## WHAT NEEDS TO BE DONE
Going through the material below, please gather all lines with the word "title" in them.

## DATA FOR THIS TASK
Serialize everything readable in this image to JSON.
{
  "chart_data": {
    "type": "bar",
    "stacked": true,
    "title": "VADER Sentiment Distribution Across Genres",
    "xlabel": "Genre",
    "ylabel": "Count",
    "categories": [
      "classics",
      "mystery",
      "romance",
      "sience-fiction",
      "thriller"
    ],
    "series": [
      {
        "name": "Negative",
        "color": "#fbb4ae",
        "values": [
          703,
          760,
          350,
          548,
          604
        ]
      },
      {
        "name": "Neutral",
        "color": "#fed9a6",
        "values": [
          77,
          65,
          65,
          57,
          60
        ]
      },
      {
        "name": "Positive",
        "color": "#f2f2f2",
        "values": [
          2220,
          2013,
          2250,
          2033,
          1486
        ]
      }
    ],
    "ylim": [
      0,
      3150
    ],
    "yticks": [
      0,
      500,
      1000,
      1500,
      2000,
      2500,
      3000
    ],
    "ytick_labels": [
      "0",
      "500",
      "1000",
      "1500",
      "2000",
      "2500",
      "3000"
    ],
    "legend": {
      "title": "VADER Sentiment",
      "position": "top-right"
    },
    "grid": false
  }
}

## WORKED SOLUTION
    "title": "VADER Sentiment Distribution Across Genres",
      "title": "VADER Sentiment",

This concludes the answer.